> [SELECTED PASSAGE]:
begin
# winchester sx2...float a shell?



## the professor (Oct 13, 2006)

in the thread on magazine extensions, someone mentioned they can float a shell in a winchester super x2? never tried it, but if i could do that i guess i could probably drop the idea of buying a 3 shot extension...anybody know if its possible? whats the technique?


----------



## quackstacker (Feb 18, 2008)

Can't be done on the SX2 mitch without some filing. Your better off with the extension!


----------



## aboller (Dec 24, 2006)

It can be done without any modifications .. Have done it several times.

Adam


----------



## the professor (Oct 13, 2006)

aboller said:


> It can be done without any modifications .. Have done it several times.
> 
> Adam


please expound on this?


----------



## possumfoot (Nov 7, 2006)

quackstacker said:


> Can't be done on the SX2 mitch without some filing. Your better off with the extension!


wrong...

not trying to be a smart @$$ but that is what i shot before i got my sbe2.. the sbe2 takes a lil work but it will float one too.


----------



## justund223 (Aug 28, 2006)

yes, it can be done and is quite easy


----------



## the professor (Oct 13, 2006)

please explain the technique...i just cant picture it working on an sx2.


----------



## gamberc (Mar 10, 2008)

not sure how you do it but my brother has an x2 and he can float a shell in his so it can be done


----------



## commander019 (Apr 12, 2007)

I would like to see an explination of this. I have been shooting an X-2 for 4 years now and can't figure out a way to do that.


----------



## hammerhead (Dec 22, 2004)

Why don't you just shoot the three you got and call it a day.


----------



## USAlx50 (Nov 30, 2004)

Fill the mag with shells. Pull the bolt back, but not all the way. There is a point that the bolt will get to that releases a shell from the mag, you have to stop before pulling it back to this point. Drop a shell down in the lifter, and put another one in front of the bolt. Let the bolt close and wala. little tricky at first but once you get it figured out it isn't bad.

Most of the time the gun still functions fine but I have had my x3 jam while doing this, so i dont do it. Id rather know Ive got 4 good shots then take a chance of having a single shot.


----------



## the professor (Oct 13, 2006)

i'll have to give it a try this weekend; testing some new lubricant in the cold weather and patterning some ammo anyways.


----------



## 6162rk (Dec 5, 2004)
end
> [WRITTEN EXERCISE 1]: From the forum thread, give again the portion from "## quackstacker (Feb" up to and including "(Dec 24, 2006)".
> [WRITTEN EXERCISE 2]: List every distinct shotgun model mentioned in the forum thread, counting different spellings of the same model as one.

> [DATA LINES]:
begin
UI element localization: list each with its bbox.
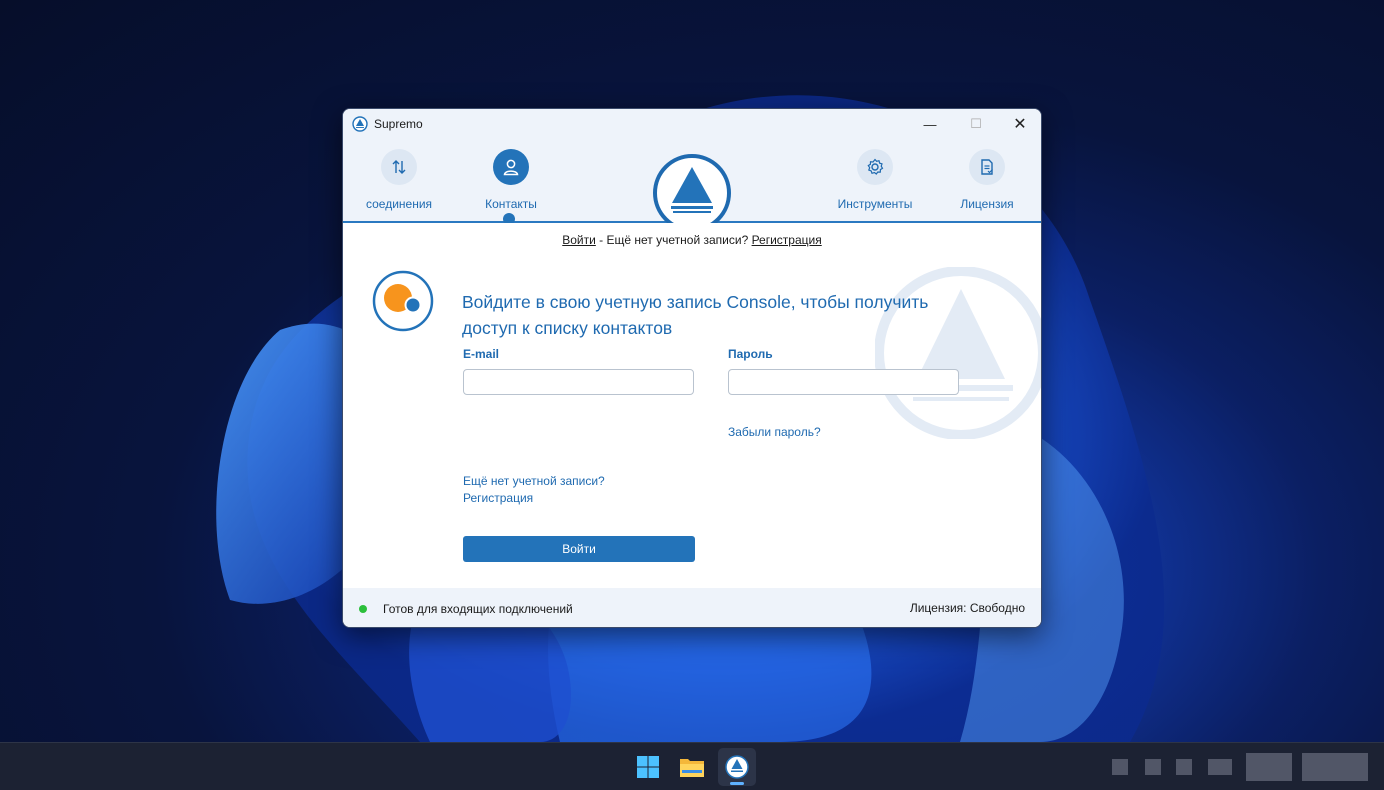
topline-login-link[interactable]: Войти [562, 233, 596, 247]
nav-label-contacts: Контакты [485, 197, 537, 211]
nav-label-license: Лицензия [960, 197, 1014, 211]
status-indicator-icon [359, 604, 367, 613]
title-bar[interactable]: Supremo — ☐ ✕ [343, 109, 1041, 139]
minimize-button[interactable]: — [907, 109, 953, 139]
nav-item-license[interactable]: Лицензия [932, 149, 1041, 211]
forgot-password-link[interactable]: Забыли пароль? [728, 425, 821, 439]
close-button[interactable]: ✕ [997, 109, 1041, 139]
license-status: Лицензия: Свободно [909, 601, 1025, 615]
maximize-button[interactable]: ☐ [953, 109, 999, 139]
supremo-logo-icon [352, 116, 368, 132]
login-register-line: Войти - Ещё нет учетной записи? Регистра… [343, 233, 1041, 247]
supremo-brand-logo [653, 154, 731, 232]
supremo-window: Supremo — ☐ ✕ соединения Контакты Инстру… [342, 108, 1042, 628]
arrows-updown-icon [381, 149, 417, 185]
nav-item-contacts[interactable]: Контакты [456, 149, 566, 211]
login-heading: Войдите в свою учетную запись Console, ч… [462, 292, 929, 338]
status-bar: Готов для входящих подключений Лицензия:… [343, 588, 1041, 627]
tray-icon-blurred[interactable] [1112, 759, 1128, 775]
status-text: Готов для входящих подключений [383, 601, 573, 616]
contacts-login-panel: Войти - Ещё нет учетной записи? Регистра… [343, 223, 1041, 588]
email-label: E-mail [463, 347, 500, 361]
supremo-app-icon[interactable] [718, 748, 756, 786]
nav-label-tools: Инструменты [837, 197, 913, 211]
nav-item-tools[interactable]: Инструменты [820, 149, 930, 211]
topline-register-link[interactable]: Регистрация [752, 233, 822, 247]
windows-start-icon[interactable] [629, 748, 667, 786]
password-label: Пароль [728, 347, 773, 361]
topline-text: - Ещё нет учетной записи? [595, 233, 752, 247]
no-account-text[interactable]: Ещё нет учетной записи? [463, 474, 605, 488]
console-account-icon [372, 270, 434, 332]
user-icon [493, 149, 529, 185]
tray-icon-blurred[interactable] [1176, 759, 1192, 775]
register-link[interactable]: Регистрация [463, 491, 533, 505]
tray-icon-blurred[interactable] [1145, 759, 1161, 775]
file-explorer-icon[interactable] [673, 748, 711, 786]
tray-icon-blurred[interactable] [1208, 759, 1232, 775]
nav-label-connections: соединения [365, 197, 433, 211]
active-app-indicator [730, 782, 744, 785]
license-document-icon [969, 149, 1005, 185]
nav-item-connections[interactable]: соединения [344, 149, 454, 211]
taskbar [0, 742, 1384, 790]
gear-icon [857, 149, 893, 185]
login-button[interactable]: Войти [463, 536, 695, 562]
password-field[interactable] [728, 369, 959, 395]
email-field[interactable] [463, 369, 694, 395]
tray-date-blurred[interactable] [1302, 753, 1368, 781]
window-title: Supremo [374, 117, 423, 131]
tray-clock-blurred[interactable] [1246, 753, 1292, 781]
end
> [WRITTEN RESPONSE 1]:
## quackstacker (Feb 18, 2008)

Can't be done on the SX2 mitch without some filing. Your better off with the extension!


----------



## aboller (Dec 24, 2006)

> [WRITTEN RESPONSE 2]:
- Winchester Super X2 (also written SX2, sx2, x2 and X-2)
- SBE2 (written sbe2)
- X3 (written x3)